• GIVEN TASK: With the pictures omitted, write out the entries that follow exactly as they stand.

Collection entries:
***
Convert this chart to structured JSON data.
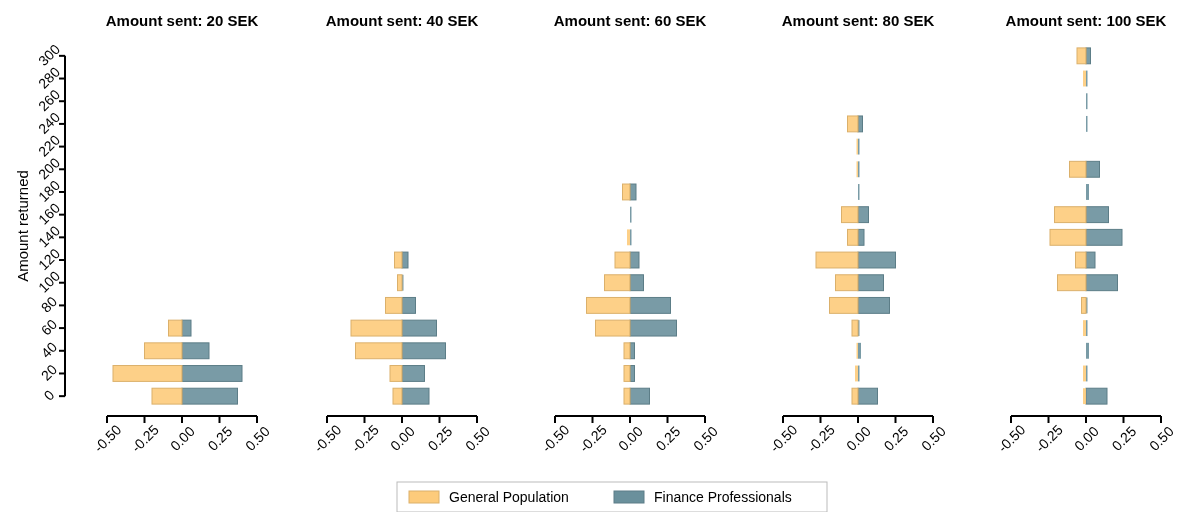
{
  "chart_data": [
    {
      "type": "bar",
      "orientation": "horizontal",
      "title": "Amount sent: 20 SEK",
      "ylabel": "Amount returned",
      "legend": "bottom",
      "categories": [
        "300",
        "280",
        "260",
        "240",
        "220",
        "200",
        "180",
        "160",
        "140",
        "120",
        "100",
        "80",
        "60",
        "40",
        "20",
        "0"
      ],
      "xlim": [
        -0.5,
        0.5
      ],
      "xticks": [
        {
          "value": -0.5,
          "label": "-0.50"
        },
        {
          "value": -0.25,
          "label": "-0.25"
        },
        {
          "value": 0,
          "label": "0.00"
        },
        {
          "value": 0.25,
          "label": "0.25"
        },
        {
          "value": 0.5,
          "label": "0.50"
        }
      ],
      "series": [
        {
          "name": "General Population",
          "color": "#fdcb7b",
          "values": [
            null,
            null,
            null,
            null,
            null,
            null,
            null,
            null,
            null,
            null,
            null,
            null,
            -0.09,
            -0.25,
            -0.46,
            -0.2
          ]
        },
        {
          "name": "Finance Professionals",
          "color": "#6a909c",
          "values": [
            null,
            null,
            null,
            null,
            null,
            null,
            null,
            null,
            null,
            null,
            null,
            null,
            0.06,
            0.18,
            0.4,
            0.37
          ]
        }
      ]
    },
    {
      "type": "bar",
      "orientation": "horizontal",
      "title": "Amount sent: 40 SEK",
      "tick_labels": "x",
      "categories": [
        "300",
        "280",
        "260",
        "240",
        "220",
        "200",
        "180",
        "160",
        "140",
        "120",
        "100",
        "80",
        "60",
        "40",
        "20",
        "0"
      ],
      "xlim": [
        -0.5,
        0.5
      ],
      "xticks": [
        {
          "value": -0.5,
          "label": "-0.50"
        },
        {
          "value": -0.25,
          "label": "-0.25"
        },
        {
          "value": 0,
          "label": "0.00"
        },
        {
          "value": 0.25,
          "label": "0.25"
        },
        {
          "value": 0.5,
          "label": "0.50"
        }
      ],
      "series": [
        {
          "color": "#fdcb7b",
          "values": [
            null,
            null,
            null,
            null,
            null,
            null,
            null,
            null,
            null,
            -0.05,
            -0.03,
            -0.11,
            -0.34,
            -0.31,
            -0.08,
            -0.06
          ]
        },
        {
          "color": "#6a909c",
          "values": [
            null,
            null,
            null,
            null,
            null,
            null,
            null,
            null,
            null,
            0.04,
            0.01,
            0.09,
            0.23,
            0.29,
            0.15,
            0.18
          ]
        }
      ]
    },
    {
      "type": "bar",
      "orientation": "horizontal",
      "title": "Amount sent: 60 SEK",
      "tick_labels": "x",
      "categories": [
        "300",
        "280",
        "260",
        "240",
        "220",
        "200",
        "180",
        "160",
        "140",
        "120",
        "100",
        "80",
        "60",
        "40",
        "20",
        "0"
      ],
      "xlim": [
        -0.5,
        0.5
      ],
      "xticks": [
        {
          "value": -0.5,
          "label": "-0.50"
        },
        {
          "value": -0.25,
          "label": "-0.25"
        },
        {
          "value": 0,
          "label": "0.00"
        },
        {
          "value": 0.25,
          "label": "0.25"
        },
        {
          "value": 0.5,
          "label": "0.50"
        }
      ],
      "series": [
        {
          "color": "#fdcb7b",
          "values": [
            null,
            null,
            null,
            null,
            null,
            null,
            -0.05,
            null,
            -0.02,
            -0.1,
            -0.17,
            -0.29,
            -0.23,
            -0.04,
            -0.04,
            -0.04
          ]
        },
        {
          "color": "#6a909c",
          "values": [
            null,
            null,
            null,
            null,
            null,
            null,
            0.04,
            0.01,
            0.01,
            0.06,
            0.09,
            0.27,
            0.31,
            0.03,
            0.03,
            0.13
          ]
        }
      ]
    },
    {
      "type": "bar",
      "orientation": "horizontal",
      "title": "Amount sent: 80 SEK",
      "tick_labels": "x",
      "categories": [
        "300",
        "280",
        "260",
        "240",
        "220",
        "200",
        "180",
        "160",
        "140",
        "120",
        "100",
        "80",
        "60",
        "40",
        "20",
        "0"
      ],
      "xlim": [
        -0.5,
        0.5
      ],
      "xticks": [
        {
          "value": -0.5,
          "label": "-0.50"
        },
        {
          "value": -0.25,
          "label": "-0.25"
        },
        {
          "value": 0,
          "label": "0.00"
        },
        {
          "value": 0.25,
          "label": "0.25"
        },
        {
          "value": 0.5,
          "label": "0.50"
        }
      ],
      "series": [
        {
          "color": "#fdcb7b",
          "values": [
            null,
            null,
            null,
            -0.07,
            -0.01,
            -0.01,
            null,
            -0.11,
            -0.07,
            -0.28,
            -0.15,
            -0.19,
            -0.04,
            -0.01,
            -0.02,
            -0.04
          ]
        },
        {
          "color": "#6a909c",
          "values": [
            null,
            null,
            null,
            0.03,
            0.01,
            0.01,
            0.01,
            0.07,
            0.04,
            0.25,
            0.17,
            0.21,
            0.01,
            0.02,
            0.01,
            0.13
          ]
        }
      ]
    },
    {
      "type": "bar",
      "orientation": "horizontal",
      "title": "Amount sent: 100 SEK",
      "tick_labels": "x",
      "categories": [
        "300",
        "280",
        "260",
        "240",
        "220",
        "200",
        "180",
        "160",
        "140",
        "120",
        "100",
        "80",
        "60",
        "40",
        "20",
        "0"
      ],
      "xlim": [
        -0.5,
        0.5
      ],
      "xticks": [
        {
          "value": -0.5,
          "label": "-0.50"
        },
        {
          "value": -0.25,
          "label": "-0.25"
        },
        {
          "value": 0,
          "label": "0.00"
        },
        {
          "value": 0.25,
          "label": "0.25"
        },
        {
          "value": 0.5,
          "label": "0.50"
        }
      ],
      "series": [
        {
          "color": "#fdcb7b",
          "values": [
            -0.06,
            -0.02,
            null,
            null,
            null,
            -0.11,
            null,
            -0.21,
            -0.24,
            -0.07,
            -0.19,
            -0.03,
            -0.02,
            null,
            -0.02,
            -0.02
          ]
        },
        {
          "color": "#6a909c",
          "values": [
            0.03,
            0.01,
            0.01,
            0.01,
            null,
            0.09,
            0.02,
            0.15,
            0.24,
            0.06,
            0.21,
            0.01,
            0.01,
            0.02,
            0.01,
            0.14
          ]
        }
      ]
    }
  ]
}
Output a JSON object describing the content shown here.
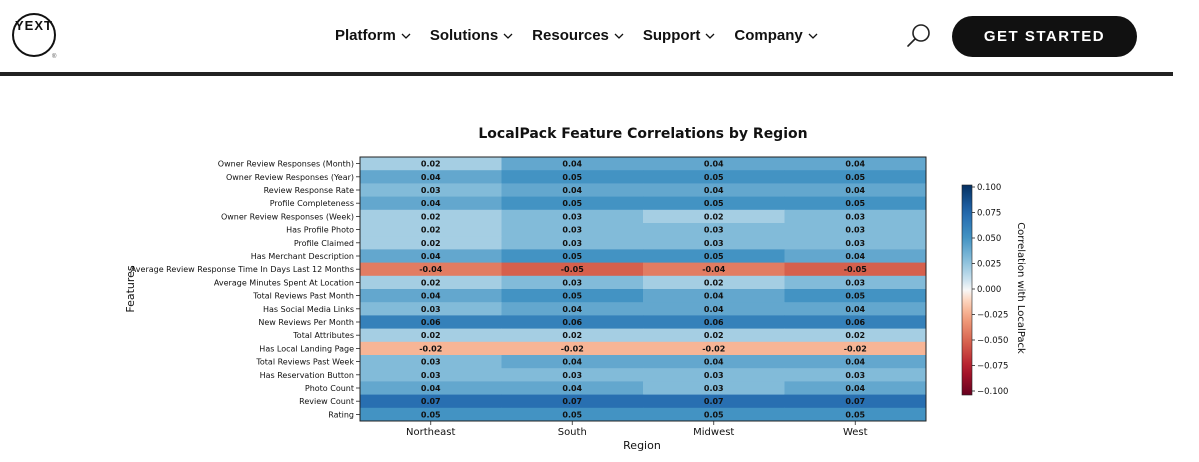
***
• REPLY:
Convert this chart to structured JSON data.
{
  "chart_data": [
    {
      "type": "bar",
      "orientation": "horizontal",
      "title": "Amount sent: 20 SEK",
      "ylabel": "Amount returned",
      "legend": "bottom",
      "categories": [
        "300",
        "280",
        "260",
        "240",
        "220",
        "200",
        "180",
        "160",
        "140",
        "120",
        "100",
        "80",
        "60",
        "40",
        "20",
        "0"
      ],
      "xlim": [
        -0.5,
        0.5
      ],
      "xticks": [
        {
          "value": -0.5,
          "label": "-0.50"
        },
        {
          "value": -0.25,
          "label": "-0.25"
        },
        {
          "value": 0,
          "label": "0.00"
        },
        {
          "value": 0.25,
          "label": "0.25"
        },
        {
          "value": 0.5,
          "label": "0.50"
        }
      ],
      "series": [
        {
          "name": "General Population",
          "color": "#fdcb7b",
          "values": [
            null,
            null,
            null,
            null,
            null,
            null,
            null,
            null,
            null,
            null,
            null,
            null,
            -0.09,
            -0.25,
            -0.46,
            -0.2
          ]
        },
        {
          "name": "Finance Professionals",
          "color": "#6a909c",
          "values": [
            null,
            null,
            null,
            null,
            null,
            null,
            null,
            null,
            null,
            null,
            null,
            null,
            0.06,
            0.18,
            0.4,
            0.37
          ]
        }
      ]
    },
    {
      "type": "bar",
      "orientation": "horizontal",
      "title": "Amount sent: 40 SEK",
      "tick_labels": "x",
      "categories": [
        "300",
        "280",
        "260",
        "240",
        "220",
        "200",
        "180",
        "160",
        "140",
        "120",
        "100",
        "80",
        "60",
        "40",
        "20",
        "0"
      ],
      "xlim": [
        -0.5,
        0.5
      ],
      "xticks": [
        {
          "value": -0.5,
          "label": "-0.50"
        },
        {
          "value": -0.25,
          "label": "-0.25"
        },
        {
          "value": 0,
          "label": "0.00"
        },
        {
          "value": 0.25,
          "label": "0.25"
        },
        {
          "value": 0.5,
          "label": "0.50"
        }
      ],
      "series": [
        {
          "color": "#fdcb7b",
          "values": [
            null,
            null,
            null,
            null,
            null,
            null,
            null,
            null,
            null,
            -0.05,
            -0.03,
            -0.11,
            -0.34,
            -0.31,
            -0.08,
            -0.06
          ]
        },
        {
          "color": "#6a909c",
          "values": [
            null,
            null,
            null,
            null,
            null,
            null,
            null,
            null,
            null,
            0.04,
            0.01,
            0.09,
            0.23,
            0.29,
            0.15,
            0.18
          ]
        }
      ]
    },
    {
      "type": "bar",
      "orientation": "horizontal",
      "title": "Amount sent: 60 SEK",
      "tick_labels": "x",
      "categories": [
        "300",
        "280",
        "260",
        "240",
        "220",
        "200",
        "180",
        "160",
        "140",
        "120",
        "100",
        "80",
        "60",
        "40",
        "20",
        "0"
      ],
      "xlim": [
        -0.5,
        0.5
      ],
      "xticks": [
        {
          "value": -0.5,
          "label": "-0.50"
        },
        {
          "value": -0.25,
          "label": "-0.25"
        },
        {
          "value": 0,
          "label": "0.00"
        },
        {
          "value": 0.25,
          "label": "0.25"
        },
        {
          "value": 0.5,
          "label": "0.50"
        }
      ],
      "series": [
        {
          "color": "#fdcb7b",
          "values": [
            null,
            null,
            null,
            null,
            null,
            null,
            -0.05,
            null,
            -0.02,
            -0.1,
            -0.17,
            -0.29,
            -0.23,
            -0.04,
            -0.04,
            -0.04
          ]
        },
        {
          "color": "#6a909c",
          "values": [
            null,
            null,
            null,
            null,
            null,
            null,
            0.04,
            0.01,
            0.01,
            0.06,
            0.09,
            0.27,
            0.31,
            0.03,
            0.03,
            0.13
          ]
        }
      ]
    },
    {
      "type": "bar",
      "orientation": "horizontal",
      "title": "Amount sent: 80 SEK",
      "tick_labels": "x",
      "categories": [
        "300",
        "280",
        "260",
        "240",
        "220",
        "200",
        "180",
        "160",
        "140",
        "120",
        "100",
        "80",
        "60",
        "40",
        "20",
        "0"
      ],
      "xlim": [
        -0.5,
        0.5
      ],
      "xticks": [
        {
          "value": -0.5,
          "label": "-0.50"
        },
        {
          "value": -0.25,
          "label": "-0.25"
        },
        {
          "value": 0,
          "label": "0.00"
        },
        {
          "value": 0.25,
          "label": "0.25"
        },
        {
          "value": 0.5,
          "label": "0.50"
        }
      ],
      "series": [
        {
          "color": "#fdcb7b",
          "values": [
            null,
            null,
            null,
            -0.07,
            -0.01,
            -0.01,
            null,
            -0.11,
            -0.07,
            -0.28,
            -0.15,
            -0.19,
            -0.04,
            -0.01,
            -0.02,
            -0.04
          ]
        },
        {
          "color": "#6a909c",
          "values": [
            null,
            null,
            null,
            0.03,
            0.01,
            0.01,
            0.01,
            0.07,
            0.04,
            0.25,
            0.17,
            0.21,
            0.01,
            0.02,
            0.01,
            0.13
          ]
        }
      ]
    },
    {
      "type": "bar",
      "orientation": "horizontal",
      "title": "Amount sent: 100 SEK",
      "tick_labels": "x",
      "categories": [
        "300",
        "280",
        "260",
        "240",
        "220",
        "200",
        "180",
        "160",
        "140",
        "120",
        "100",
        "80",
        "60",
        "40",
        "20",
        "0"
      ],
      "xlim": [
        -0.5,
        0.5
      ],
      "xticks": [
        {
          "value": -0.5,
          "label": "-0.50"
        },
        {
          "value": -0.25,
          "label": "-0.25"
        },
        {
          "value": 0,
          "label": "0.00"
        },
        {
          "value": 0.25,
          "label": "0.25"
        },
        {
          "value": 0.5,
          "label": "0.50"
        }
      ],
      "series": [
        {
          "color": "#fdcb7b",
          "values": [
            -0.06,
            -0.02,
            null,
            null,
            null,
            -0.11,
            null,
            -0.21,
            -0.24,
            -0.07,
            -0.19,
            -0.03,
            -0.02,
            null,
            -0.02,
            -0.02
          ]
        },
        {
          "color": "#6a909c",
          "values": [
            0.03,
            0.01,
            0.01,
            0.01,
            null,
            0.09,
            0.02,
            0.15,
            0.24,
            0.06,
            0.21,
            0.01,
            0.01,
            0.02,
            0.01,
            0.14
          ]
        }
      ]
    }
  ]
}
Output a JSON object describing the content shown here.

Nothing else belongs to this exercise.